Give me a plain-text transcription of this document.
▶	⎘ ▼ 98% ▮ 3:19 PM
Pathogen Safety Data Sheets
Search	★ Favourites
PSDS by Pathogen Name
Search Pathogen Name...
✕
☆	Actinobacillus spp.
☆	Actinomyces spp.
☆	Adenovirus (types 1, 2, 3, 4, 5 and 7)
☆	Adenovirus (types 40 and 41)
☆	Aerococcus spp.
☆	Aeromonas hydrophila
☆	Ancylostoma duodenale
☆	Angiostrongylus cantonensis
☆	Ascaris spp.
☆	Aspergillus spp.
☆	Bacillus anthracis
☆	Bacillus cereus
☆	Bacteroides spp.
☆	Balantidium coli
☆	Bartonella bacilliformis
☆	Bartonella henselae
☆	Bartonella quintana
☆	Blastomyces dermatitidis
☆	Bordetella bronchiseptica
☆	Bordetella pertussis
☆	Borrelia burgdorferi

▶ [EXERCISE BRIEF] Set down the entire material again, exactly as it stands.

▶ [TASK RESULT]
Give me a plain-text transcription of this document.
▶	⎘ ▼ 98% ▮ 3:19 PM
Pathogen Safety Data Sheets
Search	★ Favourites
PSDS by Pathogen Name
Search Pathogen Name...
✕
☆	Actinobacillus spp.
☆	Actinomyces spp.
☆	Adenovirus (types 1, 2, 3, 4, 5 and 7)
☆	Adenovirus (types 40 and 41)
☆	Aerococcus spp.
☆	Aeromonas hydrophila
☆	Ancylostoma duodenale
☆	Angiostrongylus cantonensis
☆	Ascaris spp.
☆	Aspergillus spp.
☆	Bacillus anthracis
☆	Bacillus cereus
☆	Bacteroides spp.
☆	Balantidium coli
☆	Bartonella bacilliformis
☆	Bartonella henselae
☆	Bartonella quintana
☆	Blastomyces dermatitidis
☆	Bordetella bronchiseptica
☆	Bordetella pertussis
☆	Borrelia burgdorferi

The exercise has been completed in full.